Input
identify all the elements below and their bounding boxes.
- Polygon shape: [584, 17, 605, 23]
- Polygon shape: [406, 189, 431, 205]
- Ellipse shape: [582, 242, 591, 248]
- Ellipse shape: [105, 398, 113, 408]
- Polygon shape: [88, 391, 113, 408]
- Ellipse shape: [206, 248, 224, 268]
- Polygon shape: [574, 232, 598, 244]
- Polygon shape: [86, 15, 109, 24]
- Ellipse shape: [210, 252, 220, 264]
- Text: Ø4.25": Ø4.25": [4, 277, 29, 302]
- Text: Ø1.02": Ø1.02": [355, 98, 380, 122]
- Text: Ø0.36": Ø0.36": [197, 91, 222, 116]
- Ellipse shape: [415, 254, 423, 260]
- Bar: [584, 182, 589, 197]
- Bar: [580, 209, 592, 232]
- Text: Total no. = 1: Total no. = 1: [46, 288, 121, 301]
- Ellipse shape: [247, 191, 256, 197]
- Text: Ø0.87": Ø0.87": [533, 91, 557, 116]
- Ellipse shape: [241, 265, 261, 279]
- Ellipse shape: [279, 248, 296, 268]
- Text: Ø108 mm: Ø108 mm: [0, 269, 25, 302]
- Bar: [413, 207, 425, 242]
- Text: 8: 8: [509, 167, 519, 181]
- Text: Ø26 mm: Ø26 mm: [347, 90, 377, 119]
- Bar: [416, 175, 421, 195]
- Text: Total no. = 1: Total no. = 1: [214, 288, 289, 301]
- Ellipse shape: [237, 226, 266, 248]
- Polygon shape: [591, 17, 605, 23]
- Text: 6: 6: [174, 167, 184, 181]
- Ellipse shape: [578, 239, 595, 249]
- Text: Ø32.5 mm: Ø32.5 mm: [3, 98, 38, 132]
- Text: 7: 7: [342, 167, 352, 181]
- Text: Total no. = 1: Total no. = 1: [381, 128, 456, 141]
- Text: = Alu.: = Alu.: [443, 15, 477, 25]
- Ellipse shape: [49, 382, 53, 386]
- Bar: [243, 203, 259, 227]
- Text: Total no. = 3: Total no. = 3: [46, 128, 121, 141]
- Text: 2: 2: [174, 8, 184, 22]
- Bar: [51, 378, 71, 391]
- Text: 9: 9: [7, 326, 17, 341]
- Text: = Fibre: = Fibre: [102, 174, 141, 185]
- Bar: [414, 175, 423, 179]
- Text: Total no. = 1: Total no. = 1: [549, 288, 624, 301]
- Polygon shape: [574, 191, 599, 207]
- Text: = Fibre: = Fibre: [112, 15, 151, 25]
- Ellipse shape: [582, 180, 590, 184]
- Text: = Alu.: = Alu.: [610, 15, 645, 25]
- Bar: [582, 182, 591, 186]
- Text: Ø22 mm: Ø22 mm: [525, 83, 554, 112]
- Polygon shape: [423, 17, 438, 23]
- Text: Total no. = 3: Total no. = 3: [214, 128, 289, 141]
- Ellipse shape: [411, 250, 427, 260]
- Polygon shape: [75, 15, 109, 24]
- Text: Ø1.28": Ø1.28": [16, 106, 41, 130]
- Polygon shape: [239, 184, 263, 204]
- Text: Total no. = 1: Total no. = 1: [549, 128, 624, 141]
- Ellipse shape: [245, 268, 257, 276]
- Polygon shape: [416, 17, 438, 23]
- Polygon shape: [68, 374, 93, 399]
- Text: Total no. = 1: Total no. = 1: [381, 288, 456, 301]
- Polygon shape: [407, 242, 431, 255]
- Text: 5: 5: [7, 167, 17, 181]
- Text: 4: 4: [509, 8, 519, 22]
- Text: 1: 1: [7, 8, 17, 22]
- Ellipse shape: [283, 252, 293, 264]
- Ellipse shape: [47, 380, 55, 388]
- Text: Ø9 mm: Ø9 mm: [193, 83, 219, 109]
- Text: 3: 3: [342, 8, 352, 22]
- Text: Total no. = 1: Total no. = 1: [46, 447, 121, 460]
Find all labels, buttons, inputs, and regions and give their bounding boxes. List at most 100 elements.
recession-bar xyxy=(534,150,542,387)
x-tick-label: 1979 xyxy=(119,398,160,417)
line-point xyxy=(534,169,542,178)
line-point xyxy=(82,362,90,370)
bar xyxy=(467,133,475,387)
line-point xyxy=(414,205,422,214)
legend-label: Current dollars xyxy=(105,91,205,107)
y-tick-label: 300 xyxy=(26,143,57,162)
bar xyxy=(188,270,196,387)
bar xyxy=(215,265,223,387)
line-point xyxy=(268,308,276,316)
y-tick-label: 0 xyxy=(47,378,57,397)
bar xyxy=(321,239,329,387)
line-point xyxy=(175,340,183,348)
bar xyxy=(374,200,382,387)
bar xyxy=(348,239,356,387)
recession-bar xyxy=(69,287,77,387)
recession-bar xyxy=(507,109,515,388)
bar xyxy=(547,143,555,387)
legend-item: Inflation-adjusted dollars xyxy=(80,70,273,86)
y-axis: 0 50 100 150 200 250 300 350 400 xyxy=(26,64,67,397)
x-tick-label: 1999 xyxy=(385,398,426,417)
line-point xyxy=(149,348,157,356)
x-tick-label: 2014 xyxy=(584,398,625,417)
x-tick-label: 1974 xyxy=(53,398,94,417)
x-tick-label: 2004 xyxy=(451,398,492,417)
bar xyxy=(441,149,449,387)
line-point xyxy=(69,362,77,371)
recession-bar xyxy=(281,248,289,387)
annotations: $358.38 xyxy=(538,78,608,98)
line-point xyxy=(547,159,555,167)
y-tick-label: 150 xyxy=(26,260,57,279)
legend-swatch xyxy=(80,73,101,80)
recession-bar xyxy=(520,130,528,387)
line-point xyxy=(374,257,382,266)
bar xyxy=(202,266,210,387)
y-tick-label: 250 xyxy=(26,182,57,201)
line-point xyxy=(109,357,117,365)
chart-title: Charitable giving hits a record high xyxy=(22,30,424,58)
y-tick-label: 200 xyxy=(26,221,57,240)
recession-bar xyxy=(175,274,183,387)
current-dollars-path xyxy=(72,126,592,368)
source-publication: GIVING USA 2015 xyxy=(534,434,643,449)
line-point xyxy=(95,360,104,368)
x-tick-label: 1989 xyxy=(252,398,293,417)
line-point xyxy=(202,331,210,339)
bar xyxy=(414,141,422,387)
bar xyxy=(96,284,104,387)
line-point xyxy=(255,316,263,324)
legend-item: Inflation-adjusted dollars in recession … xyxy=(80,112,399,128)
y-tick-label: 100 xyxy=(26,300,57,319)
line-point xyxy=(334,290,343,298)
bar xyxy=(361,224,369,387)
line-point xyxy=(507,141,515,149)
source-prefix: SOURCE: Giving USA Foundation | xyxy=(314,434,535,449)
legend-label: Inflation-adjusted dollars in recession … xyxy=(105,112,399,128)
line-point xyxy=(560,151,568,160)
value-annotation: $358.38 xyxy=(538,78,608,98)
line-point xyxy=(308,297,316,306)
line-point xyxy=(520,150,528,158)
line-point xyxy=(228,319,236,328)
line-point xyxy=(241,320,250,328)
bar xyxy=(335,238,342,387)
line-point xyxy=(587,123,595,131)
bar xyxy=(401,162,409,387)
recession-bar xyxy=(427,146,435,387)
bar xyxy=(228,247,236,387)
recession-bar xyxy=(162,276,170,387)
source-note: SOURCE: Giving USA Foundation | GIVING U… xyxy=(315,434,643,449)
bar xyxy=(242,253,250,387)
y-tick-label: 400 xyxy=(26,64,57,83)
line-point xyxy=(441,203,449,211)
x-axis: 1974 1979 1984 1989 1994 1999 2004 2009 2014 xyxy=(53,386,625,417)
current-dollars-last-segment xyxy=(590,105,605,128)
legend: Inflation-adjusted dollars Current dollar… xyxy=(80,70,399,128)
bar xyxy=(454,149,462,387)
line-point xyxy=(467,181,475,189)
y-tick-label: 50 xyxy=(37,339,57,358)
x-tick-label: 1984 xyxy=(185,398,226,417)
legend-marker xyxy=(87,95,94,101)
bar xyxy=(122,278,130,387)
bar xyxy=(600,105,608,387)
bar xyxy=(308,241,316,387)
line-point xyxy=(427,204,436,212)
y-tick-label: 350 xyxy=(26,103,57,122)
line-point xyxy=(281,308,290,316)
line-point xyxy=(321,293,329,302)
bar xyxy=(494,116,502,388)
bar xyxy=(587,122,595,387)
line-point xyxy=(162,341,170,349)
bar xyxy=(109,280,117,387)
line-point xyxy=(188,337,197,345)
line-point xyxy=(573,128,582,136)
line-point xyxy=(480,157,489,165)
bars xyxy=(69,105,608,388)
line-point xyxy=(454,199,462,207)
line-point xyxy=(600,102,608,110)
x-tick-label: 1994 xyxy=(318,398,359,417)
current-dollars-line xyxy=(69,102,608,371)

Your objective
From the start of the records up to and including the line with "- Bar: [580, 209, 592, 232]", reproduce the lines, swapping "Ellipse shape" for "Oval shape" and leaving all else unchanged.

Answer to the task
identify all the elements below and their bounding boxes.
- Polygon shape: [584, 17, 605, 23]
- Polygon shape: [406, 189, 431, 205]
- Oval shape: [582, 242, 591, 248]
- Oval shape: [105, 398, 113, 408]
- Polygon shape: [88, 391, 113, 408]
- Oval shape: [206, 248, 224, 268]
- Polygon shape: [574, 232, 598, 244]
- Polygon shape: [86, 15, 109, 24]
- Oval shape: [210, 252, 220, 264]
- Text: Ø4.25": Ø4.25": [4, 277, 29, 302]
- Text: Ø1.02": Ø1.02": [355, 98, 380, 122]
- Text: Ø0.36": Ø0.36": [197, 91, 222, 116]
- Oval shape: [415, 254, 423, 260]
- Bar: [584, 182, 589, 197]
- Bar: [580, 209, 592, 232]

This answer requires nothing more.